** Job **
Can you copy the material word for word, starting at the line containing "For every button, label, input, icon, or" and ending at the line containing "question-1-option-c: C) Give"?

** Exercise input **
"""
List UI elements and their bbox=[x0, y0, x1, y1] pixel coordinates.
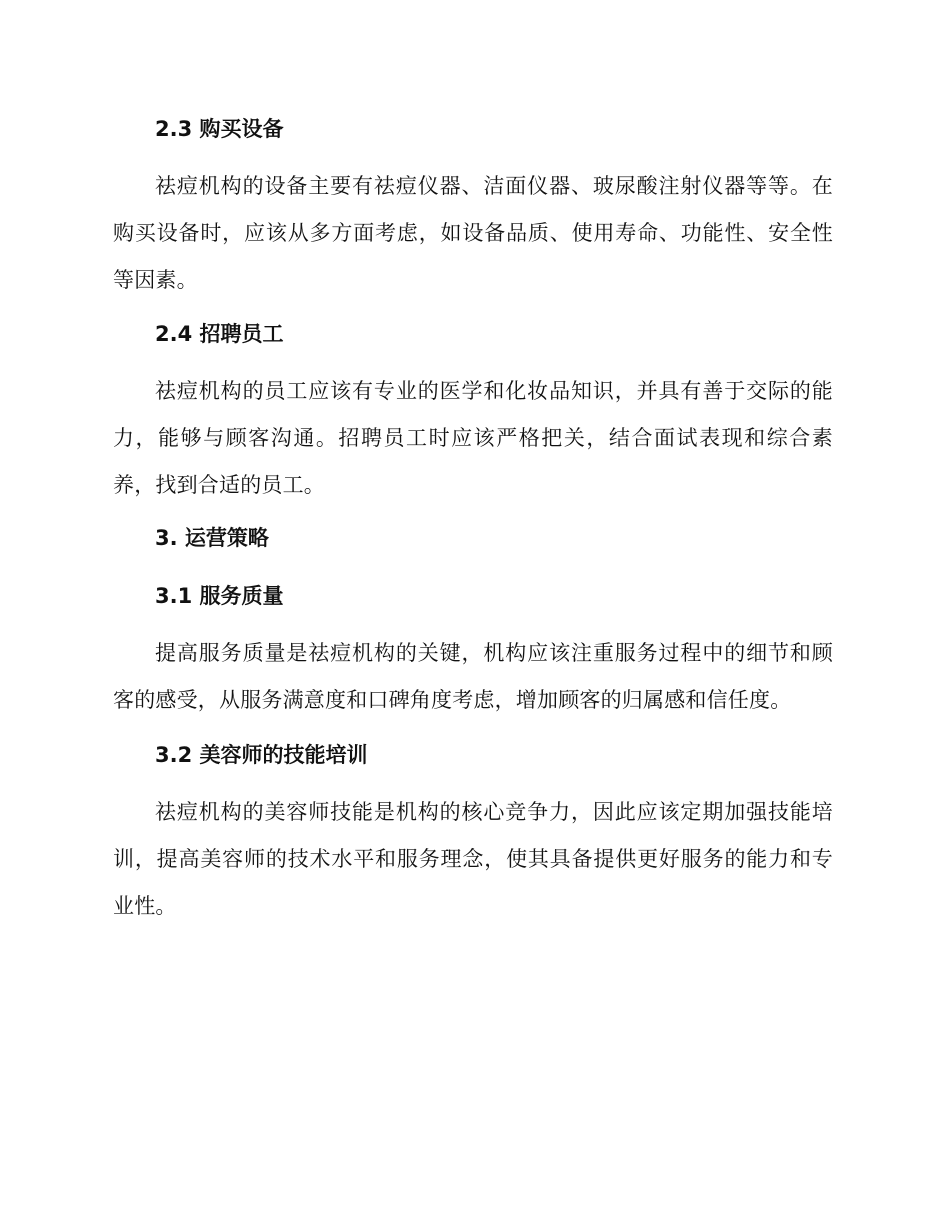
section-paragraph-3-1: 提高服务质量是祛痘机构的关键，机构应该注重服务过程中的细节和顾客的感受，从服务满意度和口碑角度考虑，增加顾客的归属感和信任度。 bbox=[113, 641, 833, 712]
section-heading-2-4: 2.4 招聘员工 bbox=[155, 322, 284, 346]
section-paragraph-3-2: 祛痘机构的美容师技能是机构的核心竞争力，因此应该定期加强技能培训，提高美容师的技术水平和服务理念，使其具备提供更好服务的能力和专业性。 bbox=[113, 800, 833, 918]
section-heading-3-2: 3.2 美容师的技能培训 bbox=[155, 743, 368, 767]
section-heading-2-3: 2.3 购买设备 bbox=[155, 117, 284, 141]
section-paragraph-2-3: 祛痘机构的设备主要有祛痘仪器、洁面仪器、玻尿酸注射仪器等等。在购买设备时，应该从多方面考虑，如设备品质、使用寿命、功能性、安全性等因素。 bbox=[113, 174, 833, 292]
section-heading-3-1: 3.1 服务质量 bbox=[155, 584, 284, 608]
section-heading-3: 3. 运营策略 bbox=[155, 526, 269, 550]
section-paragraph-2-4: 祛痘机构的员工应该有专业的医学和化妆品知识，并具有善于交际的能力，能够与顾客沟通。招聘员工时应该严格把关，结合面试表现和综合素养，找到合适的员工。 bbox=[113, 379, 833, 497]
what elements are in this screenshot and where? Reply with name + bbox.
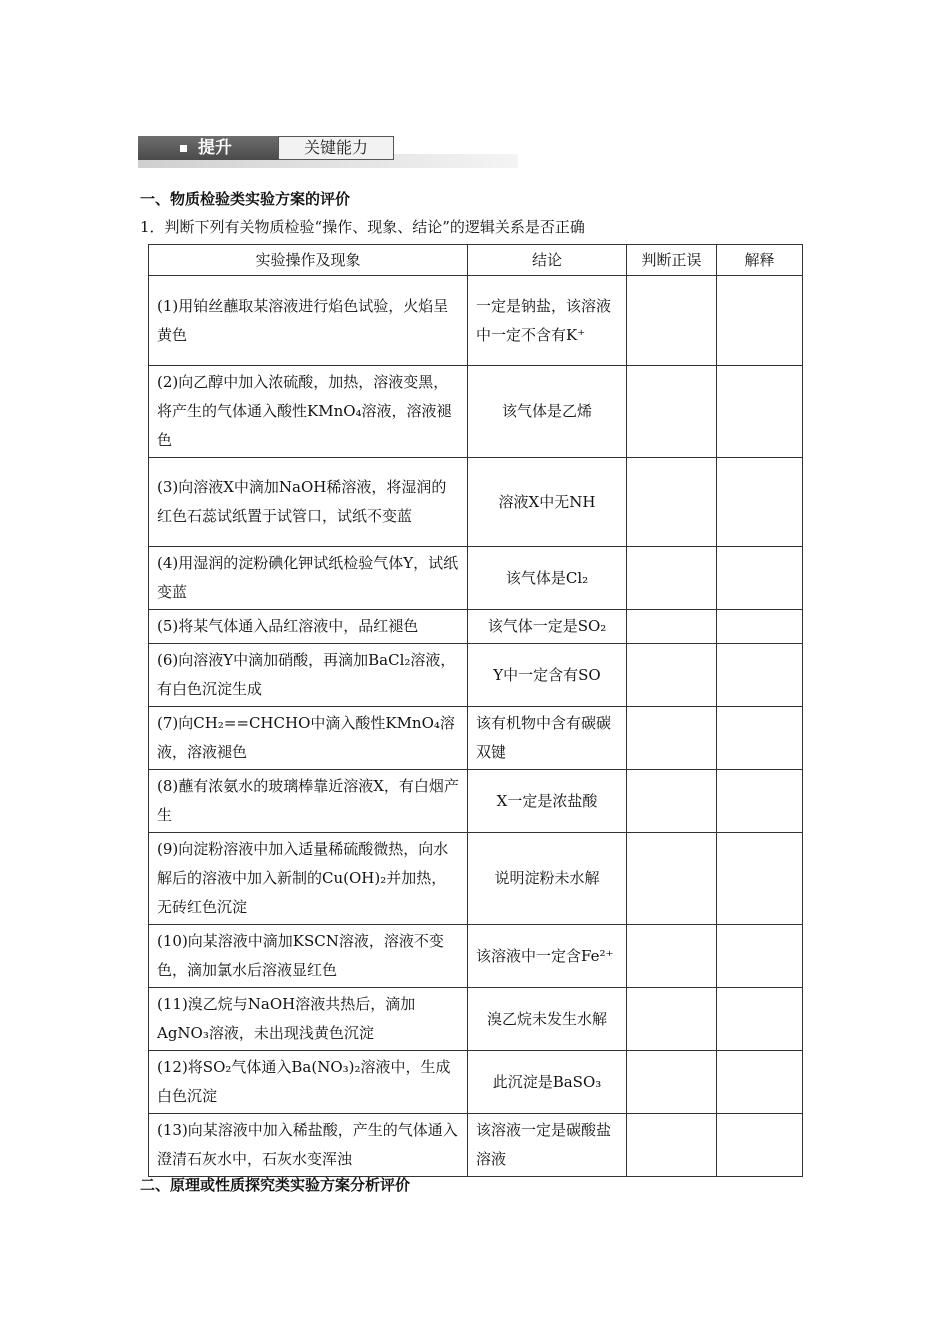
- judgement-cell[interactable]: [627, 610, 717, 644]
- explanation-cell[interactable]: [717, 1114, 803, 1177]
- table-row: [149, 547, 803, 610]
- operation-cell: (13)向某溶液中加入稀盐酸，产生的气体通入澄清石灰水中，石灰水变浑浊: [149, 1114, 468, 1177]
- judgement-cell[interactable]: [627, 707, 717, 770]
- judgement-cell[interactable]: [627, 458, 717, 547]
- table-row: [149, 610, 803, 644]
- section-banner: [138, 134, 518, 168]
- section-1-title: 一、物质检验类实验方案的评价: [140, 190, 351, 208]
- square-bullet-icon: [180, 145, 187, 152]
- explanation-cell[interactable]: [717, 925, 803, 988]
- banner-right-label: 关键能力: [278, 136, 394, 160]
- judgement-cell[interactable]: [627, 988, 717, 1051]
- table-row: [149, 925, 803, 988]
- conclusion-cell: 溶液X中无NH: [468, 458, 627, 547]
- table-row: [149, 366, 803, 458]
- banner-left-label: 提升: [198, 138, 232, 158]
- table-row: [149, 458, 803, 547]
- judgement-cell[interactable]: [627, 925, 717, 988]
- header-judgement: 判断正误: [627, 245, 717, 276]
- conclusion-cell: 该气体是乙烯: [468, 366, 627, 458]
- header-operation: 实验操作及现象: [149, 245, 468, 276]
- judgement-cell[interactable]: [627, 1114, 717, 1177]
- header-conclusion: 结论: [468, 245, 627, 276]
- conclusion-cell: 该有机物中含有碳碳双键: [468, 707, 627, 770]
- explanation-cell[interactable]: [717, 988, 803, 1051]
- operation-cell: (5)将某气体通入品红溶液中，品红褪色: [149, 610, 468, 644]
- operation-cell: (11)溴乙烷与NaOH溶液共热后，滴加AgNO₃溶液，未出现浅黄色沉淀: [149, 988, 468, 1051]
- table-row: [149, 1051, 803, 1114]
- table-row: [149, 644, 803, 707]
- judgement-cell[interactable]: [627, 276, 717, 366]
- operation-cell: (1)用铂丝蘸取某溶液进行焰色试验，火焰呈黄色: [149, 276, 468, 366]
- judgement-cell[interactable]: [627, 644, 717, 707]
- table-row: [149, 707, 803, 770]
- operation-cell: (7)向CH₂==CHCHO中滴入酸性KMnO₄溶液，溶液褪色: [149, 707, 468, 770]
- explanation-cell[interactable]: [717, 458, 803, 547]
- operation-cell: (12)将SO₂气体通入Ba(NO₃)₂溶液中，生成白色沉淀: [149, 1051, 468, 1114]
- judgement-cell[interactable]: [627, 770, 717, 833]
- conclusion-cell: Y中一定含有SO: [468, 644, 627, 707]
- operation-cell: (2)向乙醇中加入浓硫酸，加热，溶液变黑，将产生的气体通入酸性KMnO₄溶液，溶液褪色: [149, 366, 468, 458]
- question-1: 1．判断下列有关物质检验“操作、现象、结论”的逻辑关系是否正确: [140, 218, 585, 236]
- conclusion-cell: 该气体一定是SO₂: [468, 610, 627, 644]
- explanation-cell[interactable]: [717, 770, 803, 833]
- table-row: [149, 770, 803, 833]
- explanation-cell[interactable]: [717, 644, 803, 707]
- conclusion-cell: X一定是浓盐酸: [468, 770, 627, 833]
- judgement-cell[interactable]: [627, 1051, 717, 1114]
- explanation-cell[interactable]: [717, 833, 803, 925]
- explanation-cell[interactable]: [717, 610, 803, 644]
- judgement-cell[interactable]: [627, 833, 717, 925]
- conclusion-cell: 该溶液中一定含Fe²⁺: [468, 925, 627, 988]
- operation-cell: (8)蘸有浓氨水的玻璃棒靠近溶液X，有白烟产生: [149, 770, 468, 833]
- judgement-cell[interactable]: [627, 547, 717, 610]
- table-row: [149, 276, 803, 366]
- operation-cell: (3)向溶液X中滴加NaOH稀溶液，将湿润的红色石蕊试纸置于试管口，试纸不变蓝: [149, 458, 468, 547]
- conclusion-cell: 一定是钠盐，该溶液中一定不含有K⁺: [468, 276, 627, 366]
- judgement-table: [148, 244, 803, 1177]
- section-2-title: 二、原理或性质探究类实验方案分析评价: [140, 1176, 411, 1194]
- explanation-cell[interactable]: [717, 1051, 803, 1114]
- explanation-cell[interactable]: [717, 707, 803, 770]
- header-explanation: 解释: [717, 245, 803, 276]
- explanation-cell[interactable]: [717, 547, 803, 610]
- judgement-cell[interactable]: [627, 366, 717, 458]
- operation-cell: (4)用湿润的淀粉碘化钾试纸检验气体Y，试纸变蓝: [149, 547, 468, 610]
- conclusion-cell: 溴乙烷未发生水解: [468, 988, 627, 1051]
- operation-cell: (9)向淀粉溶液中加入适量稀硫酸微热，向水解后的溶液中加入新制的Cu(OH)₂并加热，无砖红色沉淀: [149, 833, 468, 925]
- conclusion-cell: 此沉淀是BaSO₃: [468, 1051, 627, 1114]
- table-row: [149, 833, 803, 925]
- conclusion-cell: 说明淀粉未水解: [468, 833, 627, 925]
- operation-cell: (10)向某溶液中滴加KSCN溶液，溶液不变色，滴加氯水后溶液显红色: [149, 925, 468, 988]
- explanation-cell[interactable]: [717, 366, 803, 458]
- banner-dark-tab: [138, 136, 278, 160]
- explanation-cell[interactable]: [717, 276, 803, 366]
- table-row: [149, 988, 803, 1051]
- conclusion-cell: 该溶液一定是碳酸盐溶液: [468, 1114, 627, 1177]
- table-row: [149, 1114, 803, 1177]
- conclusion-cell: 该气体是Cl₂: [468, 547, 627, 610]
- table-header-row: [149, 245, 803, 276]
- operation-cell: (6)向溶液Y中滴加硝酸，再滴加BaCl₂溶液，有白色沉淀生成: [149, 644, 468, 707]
"""
"""
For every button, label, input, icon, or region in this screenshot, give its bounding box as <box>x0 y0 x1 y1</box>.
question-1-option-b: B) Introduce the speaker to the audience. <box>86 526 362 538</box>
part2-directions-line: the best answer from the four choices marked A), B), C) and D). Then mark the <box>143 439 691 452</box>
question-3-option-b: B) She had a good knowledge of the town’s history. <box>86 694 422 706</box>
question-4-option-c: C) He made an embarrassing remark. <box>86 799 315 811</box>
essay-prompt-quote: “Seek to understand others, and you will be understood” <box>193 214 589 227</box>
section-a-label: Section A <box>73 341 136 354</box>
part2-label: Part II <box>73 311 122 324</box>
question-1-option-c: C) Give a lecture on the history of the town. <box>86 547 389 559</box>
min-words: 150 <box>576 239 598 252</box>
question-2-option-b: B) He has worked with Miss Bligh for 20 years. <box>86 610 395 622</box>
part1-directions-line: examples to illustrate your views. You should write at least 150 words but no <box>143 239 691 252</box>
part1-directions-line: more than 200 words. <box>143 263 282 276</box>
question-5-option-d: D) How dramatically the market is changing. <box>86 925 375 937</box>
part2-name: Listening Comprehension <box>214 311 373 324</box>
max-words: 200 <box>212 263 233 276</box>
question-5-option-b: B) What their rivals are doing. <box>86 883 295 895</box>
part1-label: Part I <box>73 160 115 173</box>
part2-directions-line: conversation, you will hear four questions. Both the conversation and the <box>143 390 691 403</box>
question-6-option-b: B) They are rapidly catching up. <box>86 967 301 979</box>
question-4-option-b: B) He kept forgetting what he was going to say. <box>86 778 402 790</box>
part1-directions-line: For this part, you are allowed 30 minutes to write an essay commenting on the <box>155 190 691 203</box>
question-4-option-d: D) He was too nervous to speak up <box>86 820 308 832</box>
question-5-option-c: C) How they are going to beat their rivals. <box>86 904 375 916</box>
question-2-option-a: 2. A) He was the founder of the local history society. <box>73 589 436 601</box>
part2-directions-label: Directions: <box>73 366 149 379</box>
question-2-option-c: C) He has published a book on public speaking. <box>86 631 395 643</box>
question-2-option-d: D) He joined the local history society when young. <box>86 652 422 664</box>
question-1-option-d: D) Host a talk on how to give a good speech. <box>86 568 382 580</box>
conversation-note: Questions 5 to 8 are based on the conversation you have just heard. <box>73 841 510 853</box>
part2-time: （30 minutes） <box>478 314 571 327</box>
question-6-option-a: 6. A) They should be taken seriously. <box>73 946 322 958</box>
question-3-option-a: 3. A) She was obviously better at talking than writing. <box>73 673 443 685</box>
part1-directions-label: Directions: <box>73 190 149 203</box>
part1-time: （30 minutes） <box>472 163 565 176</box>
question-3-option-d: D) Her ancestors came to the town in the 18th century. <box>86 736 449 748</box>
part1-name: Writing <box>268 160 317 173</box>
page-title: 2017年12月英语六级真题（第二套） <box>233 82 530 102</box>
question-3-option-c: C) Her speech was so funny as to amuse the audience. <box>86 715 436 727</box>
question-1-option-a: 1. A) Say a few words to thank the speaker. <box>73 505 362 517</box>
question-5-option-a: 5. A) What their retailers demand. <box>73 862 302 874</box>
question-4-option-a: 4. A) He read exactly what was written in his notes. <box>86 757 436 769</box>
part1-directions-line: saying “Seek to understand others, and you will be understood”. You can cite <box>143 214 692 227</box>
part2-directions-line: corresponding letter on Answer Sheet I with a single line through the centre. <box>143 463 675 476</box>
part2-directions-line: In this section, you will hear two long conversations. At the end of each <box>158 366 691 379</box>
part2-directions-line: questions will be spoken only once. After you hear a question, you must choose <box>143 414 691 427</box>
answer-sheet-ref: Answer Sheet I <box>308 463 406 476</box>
"""
** Final result **
For every button, label, input, icon, or region in this screenshot, give its bounding box as <box>x0 y0 x1 y1</box>.
question-1-option-b: B) Introduce the speaker to the audience. <box>86 526 362 538</box>
part2-directions-line: the best answer from the four choices marked A), B), C) and D). Then mark the <box>143 439 691 452</box>
question-3-option-b: B) She had a good knowledge of the town’s history. <box>86 694 422 706</box>
question-4-option-c: C) He made an embarrassing remark. <box>86 799 315 811</box>
essay-prompt-quote: “Seek to understand others, and you will be understood” <box>193 214 589 227</box>
section-a-label: Section A <box>73 341 136 354</box>
part2-label: Part II <box>73 311 122 324</box>
question-1-option-c: C) Give a lecture on the history of the town. <box>86 547 389 559</box>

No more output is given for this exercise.